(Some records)
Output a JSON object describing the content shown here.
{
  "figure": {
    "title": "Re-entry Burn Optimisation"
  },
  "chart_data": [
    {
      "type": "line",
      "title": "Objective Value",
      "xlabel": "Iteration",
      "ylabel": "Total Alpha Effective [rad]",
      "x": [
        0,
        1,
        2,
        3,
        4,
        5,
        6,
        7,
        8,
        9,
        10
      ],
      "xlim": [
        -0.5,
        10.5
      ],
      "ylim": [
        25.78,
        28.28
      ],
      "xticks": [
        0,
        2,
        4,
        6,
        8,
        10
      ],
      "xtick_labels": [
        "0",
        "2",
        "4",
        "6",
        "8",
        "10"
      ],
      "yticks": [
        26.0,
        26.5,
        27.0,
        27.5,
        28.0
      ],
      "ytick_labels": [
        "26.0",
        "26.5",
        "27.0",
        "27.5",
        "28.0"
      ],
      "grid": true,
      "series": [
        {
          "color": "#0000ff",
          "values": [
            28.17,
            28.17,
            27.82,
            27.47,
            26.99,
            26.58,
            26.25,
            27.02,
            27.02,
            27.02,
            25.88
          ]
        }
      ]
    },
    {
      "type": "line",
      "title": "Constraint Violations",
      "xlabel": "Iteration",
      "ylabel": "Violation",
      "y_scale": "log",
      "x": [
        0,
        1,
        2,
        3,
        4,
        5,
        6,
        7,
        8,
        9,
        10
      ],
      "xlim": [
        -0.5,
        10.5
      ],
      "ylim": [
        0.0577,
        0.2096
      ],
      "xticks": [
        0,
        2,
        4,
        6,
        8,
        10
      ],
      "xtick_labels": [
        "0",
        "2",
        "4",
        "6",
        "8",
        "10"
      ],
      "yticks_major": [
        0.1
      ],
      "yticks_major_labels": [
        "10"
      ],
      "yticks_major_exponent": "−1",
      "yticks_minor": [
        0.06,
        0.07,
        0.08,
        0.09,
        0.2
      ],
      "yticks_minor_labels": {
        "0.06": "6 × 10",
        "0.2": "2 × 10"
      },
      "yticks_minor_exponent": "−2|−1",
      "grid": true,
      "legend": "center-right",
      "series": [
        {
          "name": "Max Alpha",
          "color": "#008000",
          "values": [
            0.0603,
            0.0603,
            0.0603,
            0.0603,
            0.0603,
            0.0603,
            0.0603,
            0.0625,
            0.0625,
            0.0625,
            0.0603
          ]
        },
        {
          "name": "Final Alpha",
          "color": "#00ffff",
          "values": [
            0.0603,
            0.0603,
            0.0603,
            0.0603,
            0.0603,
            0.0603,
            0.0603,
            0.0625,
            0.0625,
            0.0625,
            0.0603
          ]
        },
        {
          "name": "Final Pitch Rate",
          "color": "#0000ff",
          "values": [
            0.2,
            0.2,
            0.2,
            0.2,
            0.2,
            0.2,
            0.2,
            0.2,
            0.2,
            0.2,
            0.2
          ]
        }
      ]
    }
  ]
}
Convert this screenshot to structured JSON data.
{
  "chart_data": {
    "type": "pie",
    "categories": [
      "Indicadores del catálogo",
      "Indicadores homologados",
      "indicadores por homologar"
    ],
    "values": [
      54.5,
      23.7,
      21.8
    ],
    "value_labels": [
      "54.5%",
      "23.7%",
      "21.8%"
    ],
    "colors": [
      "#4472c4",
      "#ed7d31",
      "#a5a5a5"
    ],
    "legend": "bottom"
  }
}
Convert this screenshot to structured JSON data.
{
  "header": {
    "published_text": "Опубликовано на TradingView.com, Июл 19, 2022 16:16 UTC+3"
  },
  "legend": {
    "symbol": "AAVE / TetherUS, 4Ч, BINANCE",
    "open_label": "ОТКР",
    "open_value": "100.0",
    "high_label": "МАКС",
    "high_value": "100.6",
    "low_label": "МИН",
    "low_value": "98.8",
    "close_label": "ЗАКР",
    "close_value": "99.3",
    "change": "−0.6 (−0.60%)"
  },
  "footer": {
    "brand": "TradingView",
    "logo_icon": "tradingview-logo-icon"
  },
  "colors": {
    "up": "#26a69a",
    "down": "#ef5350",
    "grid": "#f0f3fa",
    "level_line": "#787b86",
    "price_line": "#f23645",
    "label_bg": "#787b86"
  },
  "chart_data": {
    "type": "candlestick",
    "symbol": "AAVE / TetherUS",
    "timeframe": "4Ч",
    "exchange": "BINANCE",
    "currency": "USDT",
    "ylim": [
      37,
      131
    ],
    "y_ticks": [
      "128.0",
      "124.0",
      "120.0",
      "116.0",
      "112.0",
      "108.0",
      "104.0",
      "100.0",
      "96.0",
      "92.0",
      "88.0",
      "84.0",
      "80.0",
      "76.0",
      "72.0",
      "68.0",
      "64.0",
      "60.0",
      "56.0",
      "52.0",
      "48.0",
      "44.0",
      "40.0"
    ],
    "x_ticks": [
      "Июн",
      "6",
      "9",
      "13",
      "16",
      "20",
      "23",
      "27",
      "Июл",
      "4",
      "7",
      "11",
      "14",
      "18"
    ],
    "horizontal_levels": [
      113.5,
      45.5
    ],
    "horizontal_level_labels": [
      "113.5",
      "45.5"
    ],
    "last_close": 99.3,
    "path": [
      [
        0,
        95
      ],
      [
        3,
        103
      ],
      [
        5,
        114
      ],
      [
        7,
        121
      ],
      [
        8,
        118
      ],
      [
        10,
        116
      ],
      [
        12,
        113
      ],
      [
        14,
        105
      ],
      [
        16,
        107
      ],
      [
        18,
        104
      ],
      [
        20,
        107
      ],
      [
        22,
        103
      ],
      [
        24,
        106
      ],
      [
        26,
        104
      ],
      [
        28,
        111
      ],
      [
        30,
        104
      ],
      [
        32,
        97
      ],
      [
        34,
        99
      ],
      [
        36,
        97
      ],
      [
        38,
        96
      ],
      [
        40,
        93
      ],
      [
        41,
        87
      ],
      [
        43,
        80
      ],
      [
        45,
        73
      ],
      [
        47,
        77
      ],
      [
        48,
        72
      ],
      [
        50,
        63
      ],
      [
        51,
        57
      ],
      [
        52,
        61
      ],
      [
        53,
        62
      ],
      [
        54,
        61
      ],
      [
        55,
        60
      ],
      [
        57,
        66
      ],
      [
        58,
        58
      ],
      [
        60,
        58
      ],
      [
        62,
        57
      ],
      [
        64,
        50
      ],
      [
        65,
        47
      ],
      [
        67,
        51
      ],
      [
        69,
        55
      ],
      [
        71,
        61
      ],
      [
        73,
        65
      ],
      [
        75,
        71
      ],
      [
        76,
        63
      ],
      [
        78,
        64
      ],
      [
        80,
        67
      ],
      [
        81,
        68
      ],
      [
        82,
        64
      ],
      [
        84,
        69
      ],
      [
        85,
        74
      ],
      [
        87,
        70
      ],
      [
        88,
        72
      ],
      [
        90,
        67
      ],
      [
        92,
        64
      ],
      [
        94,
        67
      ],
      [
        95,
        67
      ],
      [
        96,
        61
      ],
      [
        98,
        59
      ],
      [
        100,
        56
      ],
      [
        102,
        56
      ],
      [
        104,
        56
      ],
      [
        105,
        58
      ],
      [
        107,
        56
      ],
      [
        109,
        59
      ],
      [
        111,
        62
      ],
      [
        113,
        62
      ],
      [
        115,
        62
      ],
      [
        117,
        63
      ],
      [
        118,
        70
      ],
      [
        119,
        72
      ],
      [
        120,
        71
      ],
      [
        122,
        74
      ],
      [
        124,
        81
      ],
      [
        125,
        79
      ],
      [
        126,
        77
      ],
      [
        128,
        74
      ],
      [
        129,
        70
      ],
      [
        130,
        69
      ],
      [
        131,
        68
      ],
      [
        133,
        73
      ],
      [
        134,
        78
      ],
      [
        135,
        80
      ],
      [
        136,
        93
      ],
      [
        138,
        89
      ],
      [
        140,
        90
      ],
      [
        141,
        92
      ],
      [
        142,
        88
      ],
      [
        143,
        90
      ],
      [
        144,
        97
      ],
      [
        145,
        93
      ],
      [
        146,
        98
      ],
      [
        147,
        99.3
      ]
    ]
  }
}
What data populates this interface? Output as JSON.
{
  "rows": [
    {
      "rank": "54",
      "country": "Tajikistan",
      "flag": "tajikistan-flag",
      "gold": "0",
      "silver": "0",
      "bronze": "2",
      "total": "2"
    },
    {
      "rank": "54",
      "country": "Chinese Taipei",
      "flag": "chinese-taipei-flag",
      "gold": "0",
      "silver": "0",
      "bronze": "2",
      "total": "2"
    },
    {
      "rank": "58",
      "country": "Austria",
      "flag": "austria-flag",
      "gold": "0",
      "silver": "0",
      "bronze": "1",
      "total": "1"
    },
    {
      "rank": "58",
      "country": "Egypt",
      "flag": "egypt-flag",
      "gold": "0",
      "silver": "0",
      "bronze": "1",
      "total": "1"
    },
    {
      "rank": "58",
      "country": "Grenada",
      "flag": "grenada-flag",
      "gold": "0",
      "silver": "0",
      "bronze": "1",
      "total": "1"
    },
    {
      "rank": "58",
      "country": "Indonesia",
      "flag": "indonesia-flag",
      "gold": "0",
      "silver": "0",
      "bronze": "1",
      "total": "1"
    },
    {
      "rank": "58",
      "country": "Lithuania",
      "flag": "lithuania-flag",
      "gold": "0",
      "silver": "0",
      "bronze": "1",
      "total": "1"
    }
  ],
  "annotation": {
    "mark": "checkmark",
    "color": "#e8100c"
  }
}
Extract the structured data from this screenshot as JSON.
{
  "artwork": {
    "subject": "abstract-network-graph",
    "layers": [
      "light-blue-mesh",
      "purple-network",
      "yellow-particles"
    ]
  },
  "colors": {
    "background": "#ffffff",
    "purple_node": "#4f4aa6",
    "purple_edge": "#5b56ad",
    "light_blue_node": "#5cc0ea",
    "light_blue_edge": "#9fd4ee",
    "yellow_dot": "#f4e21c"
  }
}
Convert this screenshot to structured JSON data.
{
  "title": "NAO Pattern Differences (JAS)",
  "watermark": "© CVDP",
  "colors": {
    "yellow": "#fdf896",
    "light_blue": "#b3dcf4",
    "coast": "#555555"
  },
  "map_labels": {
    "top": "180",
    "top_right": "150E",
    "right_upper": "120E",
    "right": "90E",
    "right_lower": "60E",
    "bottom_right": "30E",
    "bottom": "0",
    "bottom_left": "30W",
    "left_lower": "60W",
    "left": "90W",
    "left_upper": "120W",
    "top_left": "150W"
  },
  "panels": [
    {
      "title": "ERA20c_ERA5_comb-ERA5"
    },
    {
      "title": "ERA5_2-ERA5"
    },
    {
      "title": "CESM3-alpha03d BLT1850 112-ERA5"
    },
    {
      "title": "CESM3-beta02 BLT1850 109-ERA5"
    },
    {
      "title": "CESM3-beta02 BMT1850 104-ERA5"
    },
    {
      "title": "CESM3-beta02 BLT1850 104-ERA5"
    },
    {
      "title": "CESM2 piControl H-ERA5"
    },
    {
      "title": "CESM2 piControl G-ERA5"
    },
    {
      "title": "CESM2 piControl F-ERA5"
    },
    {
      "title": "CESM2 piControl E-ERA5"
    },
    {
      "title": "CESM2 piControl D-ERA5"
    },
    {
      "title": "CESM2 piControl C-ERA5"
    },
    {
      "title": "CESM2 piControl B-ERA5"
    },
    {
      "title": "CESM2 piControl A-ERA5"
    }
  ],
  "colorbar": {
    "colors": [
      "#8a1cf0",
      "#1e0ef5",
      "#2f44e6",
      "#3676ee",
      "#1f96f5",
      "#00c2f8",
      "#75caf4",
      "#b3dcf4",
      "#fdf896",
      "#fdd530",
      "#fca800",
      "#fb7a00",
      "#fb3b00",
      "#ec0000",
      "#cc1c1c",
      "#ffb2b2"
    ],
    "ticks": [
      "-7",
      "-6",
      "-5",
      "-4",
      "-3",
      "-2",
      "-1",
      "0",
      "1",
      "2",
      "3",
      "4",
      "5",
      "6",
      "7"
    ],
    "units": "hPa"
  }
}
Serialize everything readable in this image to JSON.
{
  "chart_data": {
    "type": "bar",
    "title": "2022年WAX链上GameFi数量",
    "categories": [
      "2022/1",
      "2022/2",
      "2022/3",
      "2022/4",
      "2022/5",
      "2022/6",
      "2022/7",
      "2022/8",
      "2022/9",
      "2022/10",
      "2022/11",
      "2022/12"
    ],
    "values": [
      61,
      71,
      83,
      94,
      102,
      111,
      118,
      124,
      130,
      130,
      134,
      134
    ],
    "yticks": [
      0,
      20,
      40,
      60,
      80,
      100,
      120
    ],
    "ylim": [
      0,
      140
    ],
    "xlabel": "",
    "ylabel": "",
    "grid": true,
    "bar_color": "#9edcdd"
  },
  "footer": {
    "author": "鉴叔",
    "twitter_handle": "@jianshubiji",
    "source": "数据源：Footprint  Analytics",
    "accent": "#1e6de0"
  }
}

- **INSTRUCTIONS FOR THE TASK**: Scan the material above. Return every line containing the string "grid".

- **ANSWER**:
      "grid": true,
      "grid": true,
    "grid": "#f0f3fa",
    "grid": true,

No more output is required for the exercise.